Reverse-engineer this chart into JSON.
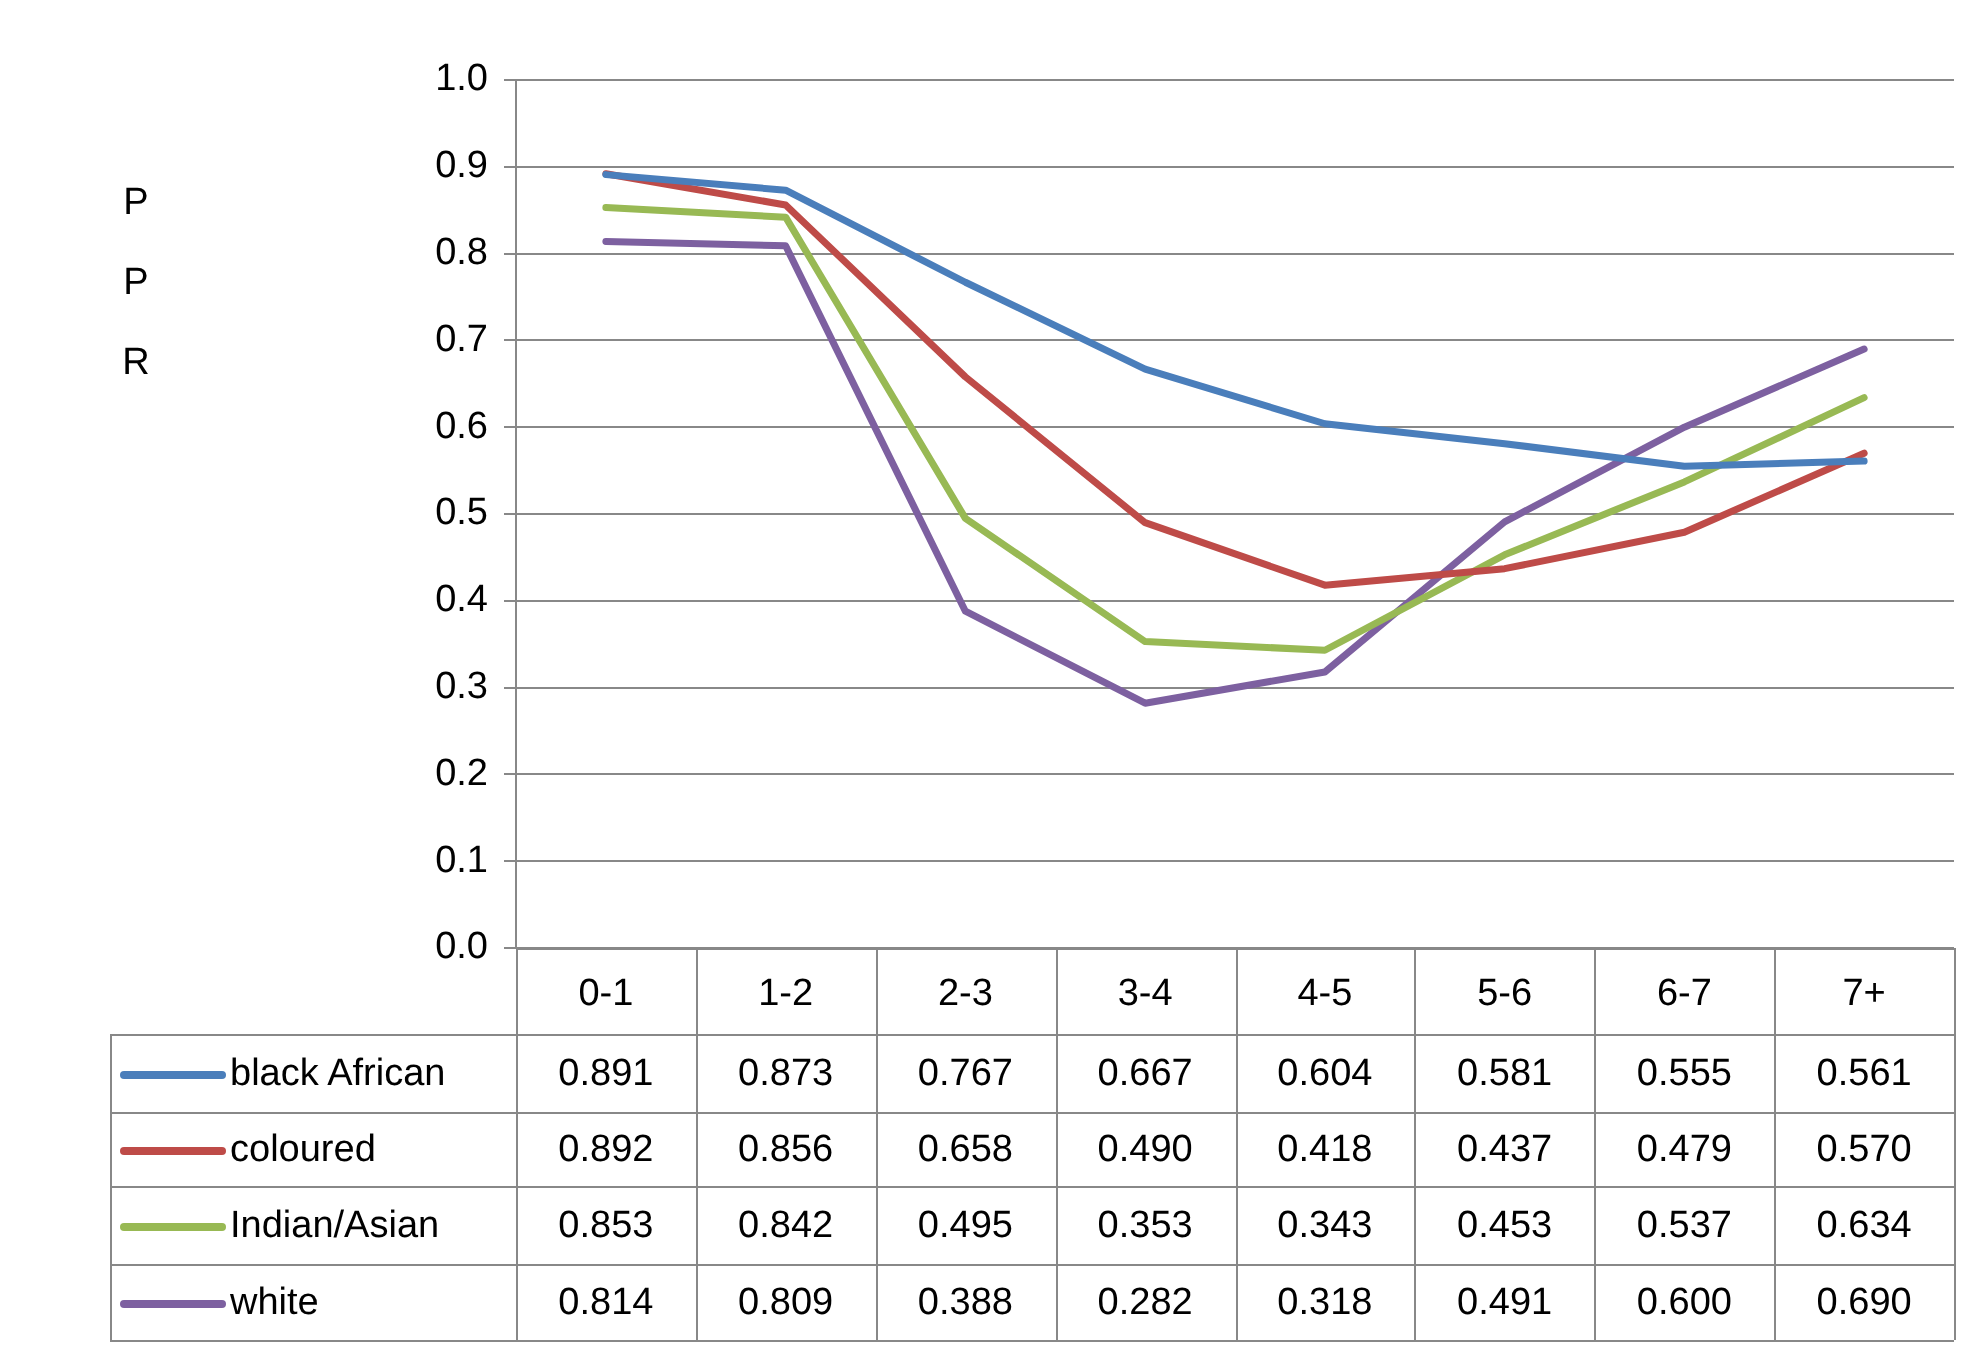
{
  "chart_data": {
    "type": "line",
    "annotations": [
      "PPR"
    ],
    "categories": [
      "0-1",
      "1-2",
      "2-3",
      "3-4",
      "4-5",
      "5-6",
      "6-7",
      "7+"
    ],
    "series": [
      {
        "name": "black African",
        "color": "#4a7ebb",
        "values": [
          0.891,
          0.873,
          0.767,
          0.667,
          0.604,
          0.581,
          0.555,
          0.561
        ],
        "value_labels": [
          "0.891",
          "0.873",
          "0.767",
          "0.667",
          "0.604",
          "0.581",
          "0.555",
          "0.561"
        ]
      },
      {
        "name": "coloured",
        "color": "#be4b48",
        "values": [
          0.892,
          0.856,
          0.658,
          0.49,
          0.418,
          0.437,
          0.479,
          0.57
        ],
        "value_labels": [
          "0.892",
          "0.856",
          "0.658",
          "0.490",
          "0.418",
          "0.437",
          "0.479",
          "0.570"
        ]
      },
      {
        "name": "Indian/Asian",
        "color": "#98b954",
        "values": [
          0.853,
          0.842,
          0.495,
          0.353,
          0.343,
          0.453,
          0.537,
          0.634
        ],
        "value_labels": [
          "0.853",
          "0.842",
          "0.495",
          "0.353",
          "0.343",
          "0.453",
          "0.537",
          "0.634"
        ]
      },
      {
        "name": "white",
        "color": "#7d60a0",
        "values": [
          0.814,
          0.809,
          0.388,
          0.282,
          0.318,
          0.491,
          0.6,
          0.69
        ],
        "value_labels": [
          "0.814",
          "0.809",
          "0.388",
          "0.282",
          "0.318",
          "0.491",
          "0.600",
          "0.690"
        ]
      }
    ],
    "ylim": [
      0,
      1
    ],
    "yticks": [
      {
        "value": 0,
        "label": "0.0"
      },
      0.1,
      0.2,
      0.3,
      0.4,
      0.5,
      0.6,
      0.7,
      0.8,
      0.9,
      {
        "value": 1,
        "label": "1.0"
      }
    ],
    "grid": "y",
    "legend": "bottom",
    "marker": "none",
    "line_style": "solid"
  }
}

- Exercise goal: Repeat everything in the records precisely. Images are excluded from the copy.

- Output:
Reverse-engineer this chart into JSON.
{
  "chart_data": {
    "type": "line",
    "annotations": [
      "PPR"
    ],
    "categories": [
      "0-1",
      "1-2",
      "2-3",
      "3-4",
      "4-5",
      "5-6",
      "6-7",
      "7+"
    ],
    "series": [
      {
        "name": "black African",
        "color": "#4a7ebb",
        "values": [
          0.891,
          0.873,
          0.767,
          0.667,
          0.604,
          0.581,
          0.555,
          0.561
        ],
        "value_labels": [
          "0.891",
          "0.873",
          "0.767",
          "0.667",
          "0.604",
          "0.581",
          "0.555",
          "0.561"
        ]
      },
      {
        "name": "coloured",
        "color": "#be4b48",
        "values": [
          0.892,
          0.856,
          0.658,
          0.49,
          0.418,
          0.437,
          0.479,
          0.57
        ],
        "value_labels": [
          "0.892",
          "0.856",
          "0.658",
          "0.490",
          "0.418",
          "0.437",
          "0.479",
          "0.570"
        ]
      },
      {
        "name": "Indian/Asian",
        "color": "#98b954",
        "values": [
          0.853,
          0.842,
          0.495,
          0.353,
          0.343,
          0.453,
          0.537,
          0.634
        ],
        "value_labels": [
          "0.853",
          "0.842",
          "0.495",
          "0.353",
          "0.343",
          "0.453",
          "0.537",
          "0.634"
        ]
      },
      {
        "name": "white",
        "color": "#7d60a0",
        "values": [
          0.814,
          0.809,
          0.388,
          0.282,
          0.318,
          0.491,
          0.6,
          0.69
        ],
        "value_labels": [
          "0.814",
          "0.809",
          "0.388",
          "0.282",
          "0.318",
          "0.491",
          "0.600",
          "0.690"
        ]
      }
    ],
    "ylim": [
      0,
      1
    ],
    "yticks": [
      {
        "value": 0,
        "label": "0.0"
      },
      0.1,
      0.2,
      0.3,
      0.4,
      0.5,
      0.6,
      0.7,
      0.8,
      0.9,
      {
        "value": 1,
        "label": "1.0"
      }
    ],
    "grid": "y",
    "legend": "bottom",
    "marker": "none",
    "line_style": "solid"
  }
}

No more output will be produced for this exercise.